• Exercise: Exactly reproduce the lines that follow.

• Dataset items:
>> BEGIN
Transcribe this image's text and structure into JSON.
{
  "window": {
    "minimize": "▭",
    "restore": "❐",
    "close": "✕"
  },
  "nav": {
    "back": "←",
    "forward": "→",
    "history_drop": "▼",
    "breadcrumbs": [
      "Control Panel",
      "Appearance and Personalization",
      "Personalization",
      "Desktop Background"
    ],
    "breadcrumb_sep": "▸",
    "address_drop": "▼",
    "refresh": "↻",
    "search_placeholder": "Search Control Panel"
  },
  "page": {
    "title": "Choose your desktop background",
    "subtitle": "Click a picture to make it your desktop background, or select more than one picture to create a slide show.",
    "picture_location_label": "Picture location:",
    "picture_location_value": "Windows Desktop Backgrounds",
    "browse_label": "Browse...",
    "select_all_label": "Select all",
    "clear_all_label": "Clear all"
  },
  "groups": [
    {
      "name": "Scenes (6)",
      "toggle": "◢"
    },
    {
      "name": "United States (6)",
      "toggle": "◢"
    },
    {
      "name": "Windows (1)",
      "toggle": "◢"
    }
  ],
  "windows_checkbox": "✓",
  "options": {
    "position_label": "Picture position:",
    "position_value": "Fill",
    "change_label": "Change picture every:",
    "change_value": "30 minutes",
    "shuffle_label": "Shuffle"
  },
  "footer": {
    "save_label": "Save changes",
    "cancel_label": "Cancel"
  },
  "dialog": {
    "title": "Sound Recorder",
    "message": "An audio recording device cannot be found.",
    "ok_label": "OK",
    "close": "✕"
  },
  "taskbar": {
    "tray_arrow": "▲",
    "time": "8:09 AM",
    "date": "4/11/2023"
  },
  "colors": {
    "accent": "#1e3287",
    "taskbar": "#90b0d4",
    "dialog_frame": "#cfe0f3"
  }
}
>> END
• Reply to the exercise:
Transcribe this image's text and structure into JSON.
{
  "window": {
    "minimize": "▭",
    "restore": "❐",
    "close": "✕"
  },
  "nav": {
    "back": "←",
    "forward": "→",
    "history_drop": "▼",
    "breadcrumbs": [
      "Control Panel",
      "Appearance and Personalization",
      "Personalization",
      "Desktop Background"
    ],
    "breadcrumb_sep": "▸",
    "address_drop": "▼",
    "refresh": "↻",
    "search_placeholder": "Search Control Panel"
  },
  "page": {
    "title": "Choose your desktop background",
    "subtitle": "Click a picture to make it your desktop background, or select more than one picture to create a slide show.",
    "picture_location_label": "Picture location:",
    "picture_location_value": "Windows Desktop Backgrounds",
    "browse_label": "Browse...",
    "select_all_label": "Select all",
    "clear_all_label": "Clear all"
  },
  "groups": [
    {
      "name": "Scenes (6)",
      "toggle": "◢"
    },
    {
      "name": "United States (6)",
      "toggle": "◢"
    },
    {
      "name": "Windows (1)",
      "toggle": "◢"
    }
  ],
  "windows_checkbox": "✓",
  "options": {
    "position_label": "Picture position:",
    "position_value": "Fill",
    "change_label": "Change picture every:",
    "change_value": "30 minutes",
    "shuffle_label": "Shuffle"
  },
  "footer": {
    "save_label": "Save changes",
    "cancel_label": "Cancel"
  },
  "dialog": {
    "title": "Sound Recorder",
    "message": "An audio recording device cannot be found.",
    "ok_label": "OK",
    "close": "✕"
  },
  "taskbar": {
    "tray_arrow": "▲",
    "time": "8:09 AM",
    "date": "4/11/2023"
  },
  "colors": {
    "accent": "#1e3287",
    "taskbar": "#90b0d4",
    "dialog_frame": "#cfe0f3"
  }
}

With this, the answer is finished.